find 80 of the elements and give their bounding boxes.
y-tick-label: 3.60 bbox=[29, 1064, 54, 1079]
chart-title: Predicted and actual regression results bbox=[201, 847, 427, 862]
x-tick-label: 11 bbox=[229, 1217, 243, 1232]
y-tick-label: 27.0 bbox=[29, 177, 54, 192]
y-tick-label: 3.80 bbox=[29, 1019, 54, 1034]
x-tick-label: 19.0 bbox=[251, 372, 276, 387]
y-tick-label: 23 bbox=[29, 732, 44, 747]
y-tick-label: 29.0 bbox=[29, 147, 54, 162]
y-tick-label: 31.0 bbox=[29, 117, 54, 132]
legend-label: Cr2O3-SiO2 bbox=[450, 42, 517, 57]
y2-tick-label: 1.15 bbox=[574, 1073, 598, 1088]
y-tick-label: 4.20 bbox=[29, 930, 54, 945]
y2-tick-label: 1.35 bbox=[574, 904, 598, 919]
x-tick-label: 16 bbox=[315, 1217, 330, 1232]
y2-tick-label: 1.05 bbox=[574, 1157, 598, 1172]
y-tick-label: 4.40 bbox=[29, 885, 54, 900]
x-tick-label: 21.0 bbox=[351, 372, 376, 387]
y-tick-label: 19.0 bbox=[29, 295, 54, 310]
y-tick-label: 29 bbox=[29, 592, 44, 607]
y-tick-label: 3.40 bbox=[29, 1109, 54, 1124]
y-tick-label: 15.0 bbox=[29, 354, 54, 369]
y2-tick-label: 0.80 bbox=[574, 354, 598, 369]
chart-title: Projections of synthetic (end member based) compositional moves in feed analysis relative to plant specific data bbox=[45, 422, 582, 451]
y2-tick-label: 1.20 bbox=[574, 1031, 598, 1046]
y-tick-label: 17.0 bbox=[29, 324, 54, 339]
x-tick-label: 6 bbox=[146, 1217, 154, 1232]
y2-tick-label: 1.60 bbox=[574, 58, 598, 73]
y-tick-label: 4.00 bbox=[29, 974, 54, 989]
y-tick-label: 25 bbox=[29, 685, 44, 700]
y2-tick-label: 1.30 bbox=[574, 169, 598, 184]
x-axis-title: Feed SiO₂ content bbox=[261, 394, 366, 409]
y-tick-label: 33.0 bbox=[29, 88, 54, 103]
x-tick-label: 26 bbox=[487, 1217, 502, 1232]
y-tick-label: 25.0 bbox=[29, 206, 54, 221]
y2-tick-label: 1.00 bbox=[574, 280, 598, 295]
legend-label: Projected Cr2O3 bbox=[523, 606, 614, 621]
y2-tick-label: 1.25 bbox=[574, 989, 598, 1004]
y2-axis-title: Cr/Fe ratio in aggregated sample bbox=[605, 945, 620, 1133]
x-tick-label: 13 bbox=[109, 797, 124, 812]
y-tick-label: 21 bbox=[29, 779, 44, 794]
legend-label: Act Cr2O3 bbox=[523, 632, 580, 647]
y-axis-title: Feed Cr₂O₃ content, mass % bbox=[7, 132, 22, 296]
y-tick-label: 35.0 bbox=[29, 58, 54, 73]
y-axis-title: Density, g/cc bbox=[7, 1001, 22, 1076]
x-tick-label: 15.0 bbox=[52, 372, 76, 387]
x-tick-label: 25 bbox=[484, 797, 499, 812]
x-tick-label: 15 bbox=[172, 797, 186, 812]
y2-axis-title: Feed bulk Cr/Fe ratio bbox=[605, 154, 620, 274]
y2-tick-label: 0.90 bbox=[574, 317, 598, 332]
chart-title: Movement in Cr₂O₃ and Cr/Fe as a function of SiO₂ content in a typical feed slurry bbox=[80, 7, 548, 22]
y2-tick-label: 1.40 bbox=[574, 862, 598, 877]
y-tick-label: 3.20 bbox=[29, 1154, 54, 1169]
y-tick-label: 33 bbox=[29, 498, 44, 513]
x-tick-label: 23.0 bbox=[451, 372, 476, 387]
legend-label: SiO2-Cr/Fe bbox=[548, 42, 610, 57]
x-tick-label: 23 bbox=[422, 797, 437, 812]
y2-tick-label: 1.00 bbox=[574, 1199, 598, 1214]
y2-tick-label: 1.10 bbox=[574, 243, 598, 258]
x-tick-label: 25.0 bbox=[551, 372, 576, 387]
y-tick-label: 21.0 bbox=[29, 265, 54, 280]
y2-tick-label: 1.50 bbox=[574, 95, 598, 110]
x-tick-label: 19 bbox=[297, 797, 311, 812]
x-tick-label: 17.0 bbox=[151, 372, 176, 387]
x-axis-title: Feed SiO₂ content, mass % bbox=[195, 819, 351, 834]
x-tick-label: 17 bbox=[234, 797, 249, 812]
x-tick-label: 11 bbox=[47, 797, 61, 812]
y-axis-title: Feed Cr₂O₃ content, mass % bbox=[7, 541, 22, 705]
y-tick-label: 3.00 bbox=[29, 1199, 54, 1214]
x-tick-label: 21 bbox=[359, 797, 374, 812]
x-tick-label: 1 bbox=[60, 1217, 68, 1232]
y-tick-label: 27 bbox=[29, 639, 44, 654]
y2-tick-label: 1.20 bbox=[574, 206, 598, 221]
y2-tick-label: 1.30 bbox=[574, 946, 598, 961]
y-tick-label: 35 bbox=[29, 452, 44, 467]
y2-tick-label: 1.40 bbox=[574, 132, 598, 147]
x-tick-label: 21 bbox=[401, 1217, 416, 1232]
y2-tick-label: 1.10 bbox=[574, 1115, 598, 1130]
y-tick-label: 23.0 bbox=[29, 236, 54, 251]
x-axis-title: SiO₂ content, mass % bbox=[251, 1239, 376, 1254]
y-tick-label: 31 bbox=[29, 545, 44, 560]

(What you need to do): Please copy the data above line by line, word for word.

(Solved exercise):
find 80 of the elements and give their bounding boxes.
y-tick-label: 3.60 bbox=[29, 1064, 54, 1079]
chart-title: Predicted and actual regression results bbox=[201, 847, 427, 862]
x-tick-label: 11 bbox=[229, 1217, 243, 1232]
y-tick-label: 27.0 bbox=[29, 177, 54, 192]
y-tick-label: 3.80 bbox=[29, 1019, 54, 1034]
x-tick-label: 19.0 bbox=[251, 372, 276, 387]
y-tick-label: 23 bbox=[29, 732, 44, 747]
y-tick-label: 29.0 bbox=[29, 147, 54, 162]
y-tick-label: 31.0 bbox=[29, 117, 54, 132]
legend-label: Cr2O3-SiO2 bbox=[450, 42, 517, 57]
y2-tick-label: 1.15 bbox=[574, 1073, 598, 1088]
y-tick-label: 4.20 bbox=[29, 930, 54, 945]
y2-tick-label: 1.35 bbox=[574, 904, 598, 919]
x-tick-label: 16 bbox=[315, 1217, 330, 1232]
y2-tick-label: 1.05 bbox=[574, 1157, 598, 1172]
y-tick-label: 4.40 bbox=[29, 885, 54, 900]
x-tick-label: 21.0 bbox=[351, 372, 376, 387]
y-tick-label: 19.0 bbox=[29, 295, 54, 310]
y-tick-label: 29 bbox=[29, 592, 44, 607]
y-tick-label: 3.40 bbox=[29, 1109, 54, 1124]
y-tick-label: 15.0 bbox=[29, 354, 54, 369]
y2-tick-label: 0.80 bbox=[574, 354, 598, 369]
chart-title: Projections of synthetic (end member based) compositional moves in feed analysis relative to plant specific data bbox=[45, 422, 582, 451]
y2-tick-label: 1.20 bbox=[574, 1031, 598, 1046]
y-tick-label: 17.0 bbox=[29, 324, 54, 339]
x-tick-label: 6 bbox=[146, 1217, 154, 1232]
y2-tick-label: 1.60 bbox=[574, 58, 598, 73]
y-tick-label: 4.00 bbox=[29, 974, 54, 989]
y-tick-label: 25 bbox=[29, 685, 44, 700]
y2-tick-label: 1.30 bbox=[574, 169, 598, 184]
x-axis-title: Feed SiO₂ content bbox=[261, 394, 366, 409]
y-tick-label: 33.0 bbox=[29, 88, 54, 103]
x-tick-label: 26 bbox=[487, 1217, 502, 1232]
y-tick-label: 25.0 bbox=[29, 206, 54, 221]
y2-tick-label: 1.00 bbox=[574, 280, 598, 295]
legend-label: Projected Cr2O3 bbox=[523, 606, 614, 621]
y2-tick-label: 1.25 bbox=[574, 989, 598, 1004]
y2-axis-title: Cr/Fe ratio in aggregated sample bbox=[605, 945, 620, 1133]
x-tick-label: 13 bbox=[109, 797, 124, 812]
y-tick-label: 21 bbox=[29, 779, 44, 794]
legend-label: Act Cr2O3 bbox=[523, 632, 580, 647]
y-axis-title: Feed Cr₂O₃ content, mass % bbox=[7, 132, 22, 296]
y-tick-label: 35.0 bbox=[29, 58, 54, 73]
y-axis-title: Density, g/cc bbox=[7, 1001, 22, 1076]
x-tick-label: 15.0 bbox=[52, 372, 76, 387]
x-tick-label: 25 bbox=[484, 797, 499, 812]
x-tick-label: 15 bbox=[172, 797, 186, 812]
y2-axis-title: Feed bulk Cr/Fe ratio bbox=[605, 154, 620, 274]
y2-tick-label: 0.90 bbox=[574, 317, 598, 332]
chart-title: Movement in Cr₂O₃ and Cr/Fe as a function of SiO₂ content in a typical feed slurry bbox=[80, 7, 548, 22]
y2-tick-label: 1.40 bbox=[574, 862, 598, 877]
y-tick-label: 3.20 bbox=[29, 1154, 54, 1169]
y-tick-label: 33 bbox=[29, 498, 44, 513]
x-tick-label: 23.0 bbox=[451, 372, 476, 387]
legend-label: SiO2-Cr/Fe bbox=[548, 42, 610, 57]
x-tick-label: 23 bbox=[422, 797, 437, 812]
y2-tick-label: 1.00 bbox=[574, 1199, 598, 1214]
y2-tick-label: 1.10 bbox=[574, 243, 598, 258]
x-tick-label: 25.0 bbox=[551, 372, 576, 387]
y-tick-label: 21.0 bbox=[29, 265, 54, 280]
y2-tick-label: 1.50 bbox=[574, 95, 598, 110]
x-tick-label: 19 bbox=[297, 797, 311, 812]
x-tick-label: 17.0 bbox=[151, 372, 176, 387]
x-axis-title: Feed SiO₂ content, mass % bbox=[195, 819, 351, 834]
x-tick-label: 17 bbox=[234, 797, 249, 812]
x-tick-label: 11 bbox=[47, 797, 61, 812]
y-axis-title: Feed Cr₂O₃ content, mass % bbox=[7, 541, 22, 705]
y-tick-label: 3.00 bbox=[29, 1199, 54, 1214]
x-tick-label: 21 bbox=[359, 797, 374, 812]
x-tick-label: 1 bbox=[60, 1217, 68, 1232]
y-tick-label: 27 bbox=[29, 639, 44, 654]
y2-tick-label: 1.20 bbox=[574, 206, 598, 221]
y2-tick-label: 1.30 bbox=[574, 946, 598, 961]
y-tick-label: 35 bbox=[29, 452, 44, 467]
y2-tick-label: 1.40 bbox=[574, 132, 598, 147]
x-tick-label: 21 bbox=[401, 1217, 416, 1232]
y2-tick-label: 1.10 bbox=[574, 1115, 598, 1130]
y-tick-label: 23.0 bbox=[29, 236, 54, 251]
x-axis-title: SiO₂ content, mass % bbox=[251, 1239, 376, 1254]
y-tick-label: 31 bbox=[29, 545, 44, 560]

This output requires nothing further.